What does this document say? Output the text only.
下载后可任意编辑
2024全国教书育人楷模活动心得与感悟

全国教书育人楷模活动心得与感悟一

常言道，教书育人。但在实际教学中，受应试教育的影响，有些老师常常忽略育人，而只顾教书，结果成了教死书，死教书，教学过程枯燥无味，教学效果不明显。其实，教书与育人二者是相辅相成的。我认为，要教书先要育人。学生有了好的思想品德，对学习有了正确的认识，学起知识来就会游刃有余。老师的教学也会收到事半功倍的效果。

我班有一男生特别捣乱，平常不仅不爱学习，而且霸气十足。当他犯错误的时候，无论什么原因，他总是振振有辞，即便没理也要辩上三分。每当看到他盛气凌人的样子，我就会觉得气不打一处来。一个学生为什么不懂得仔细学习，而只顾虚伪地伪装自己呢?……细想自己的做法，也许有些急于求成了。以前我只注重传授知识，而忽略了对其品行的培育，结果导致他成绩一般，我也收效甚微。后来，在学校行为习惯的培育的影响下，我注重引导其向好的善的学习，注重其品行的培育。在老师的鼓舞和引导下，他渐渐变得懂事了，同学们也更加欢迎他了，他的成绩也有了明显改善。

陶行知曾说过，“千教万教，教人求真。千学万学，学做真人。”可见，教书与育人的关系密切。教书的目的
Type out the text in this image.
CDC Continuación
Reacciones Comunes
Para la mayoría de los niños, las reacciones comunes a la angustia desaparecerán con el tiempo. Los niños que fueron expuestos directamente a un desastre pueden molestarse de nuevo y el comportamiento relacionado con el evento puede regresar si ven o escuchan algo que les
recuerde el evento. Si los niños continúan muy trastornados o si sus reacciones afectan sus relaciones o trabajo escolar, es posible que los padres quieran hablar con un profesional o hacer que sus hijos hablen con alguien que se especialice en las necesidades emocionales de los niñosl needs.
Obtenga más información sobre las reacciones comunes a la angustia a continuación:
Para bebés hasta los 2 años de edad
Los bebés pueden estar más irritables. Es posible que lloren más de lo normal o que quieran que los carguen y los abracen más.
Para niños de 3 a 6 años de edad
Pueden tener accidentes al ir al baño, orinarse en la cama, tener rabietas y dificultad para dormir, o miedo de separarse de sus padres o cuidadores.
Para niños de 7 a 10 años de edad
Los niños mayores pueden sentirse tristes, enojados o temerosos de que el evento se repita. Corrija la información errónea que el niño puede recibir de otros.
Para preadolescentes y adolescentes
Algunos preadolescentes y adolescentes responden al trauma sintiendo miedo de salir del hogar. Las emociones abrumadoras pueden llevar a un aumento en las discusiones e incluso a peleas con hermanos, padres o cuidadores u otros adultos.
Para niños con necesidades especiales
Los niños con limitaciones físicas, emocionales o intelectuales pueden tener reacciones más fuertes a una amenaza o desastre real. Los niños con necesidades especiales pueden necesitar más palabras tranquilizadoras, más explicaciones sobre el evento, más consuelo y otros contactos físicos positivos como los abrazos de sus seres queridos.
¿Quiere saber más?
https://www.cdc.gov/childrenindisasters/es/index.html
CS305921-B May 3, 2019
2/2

::::

◆ Exercise instructions
Give all of the entries again, word for word.

◆ Reply
What does this document say? Output the text only.
下载后可任意编辑
2024全国教书育人楷模活动心得与感悟

全国教书育人楷模活动心得与感悟一

常言道，教书育人。但在实际教学中，受应试教育的影响，有些老师常常忽略育人，而只顾教书，结果成了教死书，死教书，教学过程枯燥无味，教学效果不明显。其实，教书与育人二者是相辅相成的。我认为，要教书先要育人。学生有了好的思想品德，对学习有了正确的认识，学起知识来就会游刃有余。老师的教学也会收到事半功倍的效果。

我班有一男生特别捣乱，平常不仅不爱学习，而且霸气十足。当他犯错误的时候，无论什么原因，他总是振振有辞，即便没理也要辩上三分。每当看到他盛气凌人的样子，我就会觉得气不打一处来。一个学生为什么不懂得仔细学习，而只顾虚伪地伪装自己呢?……细想自己的做法，也许有些急于求成了。以前我只注重传授知识，而忽略了对其品行的培育，结果导致他成绩一般，我也收效甚微。后来，在学校行为习惯的培育的影响下，我注重引导其向好的善的学习，注重其品行的培育。在老师的鼓舞和引导下，他渐渐变得懂事了，同学们也更加欢迎他了，他的成绩也有了明显改善。

陶行知曾说过，“千教万教，教人求真。千学万学，学做真人。”可见，教书与育人的关系密切。教书的目的
Type out the text in this image.
CDC Continuación
Reacciones Comunes
Para la mayoría de los niños, las reacciones comunes a la angustia desaparecerán con el tiempo. Los niños que fueron expuestos directamente a un desastre pueden molestarse de nuevo y el comportamiento relacionado con el evento puede regresar si ven o escuchan algo que les
recuerde el evento. Si los niños continúan muy trastornados o si sus reacciones afectan sus relaciones o trabajo escolar, es posible que los padres quieran hablar con un profesional o hacer que sus hijos hablen con alguien que se especialice en las necesidades emocionales de los niñosl needs.
Obtenga más información sobre las reacciones comunes a la angustia a continuación:
Para bebés hasta los 2 años de edad
Los bebés pueden estar más irritables. Es posible que lloren más de lo normal o que quieran que los carguen y los abracen más.
Para niños de 3 a 6 años de edad
Pueden tener accidentes al ir al baño, orinarse en la cama, tener rabietas y dificultad para dormir, o miedo de separarse de sus padres o cuidadores.
Para niños de 7 a 10 años de edad
Los niños mayores pueden sentirse tristes, enojados o temerosos de que el evento se repita. Corrija la información errónea que el niño puede recibir de otros.
Para preadolescentes y adolescentes
Algunos preadolescentes y adolescentes responden al trauma sintiendo miedo de salir del hogar. Las emociones abrumadoras pueden llevar a un aumento en las discusiones e incluso a peleas con hermanos, padres o cuidadores u otros adultos.
Para niños con necesidades especiales
Los niños con limitaciones físicas, emocionales o intelectuales pueden tener reacciones más fuertes a una amenaza o desastre real. Los niños con necesidades especiales pueden necesitar más palabras tranquilizadoras, más explicaciones sobre el evento, más consuelo y otros contactos físicos positivos como los abrazos de sus seres queridos.
¿Quiere saber más?
https://www.cdc.gov/childrenindisasters/es/index.html
CS305921-B May 3, 2019
2/2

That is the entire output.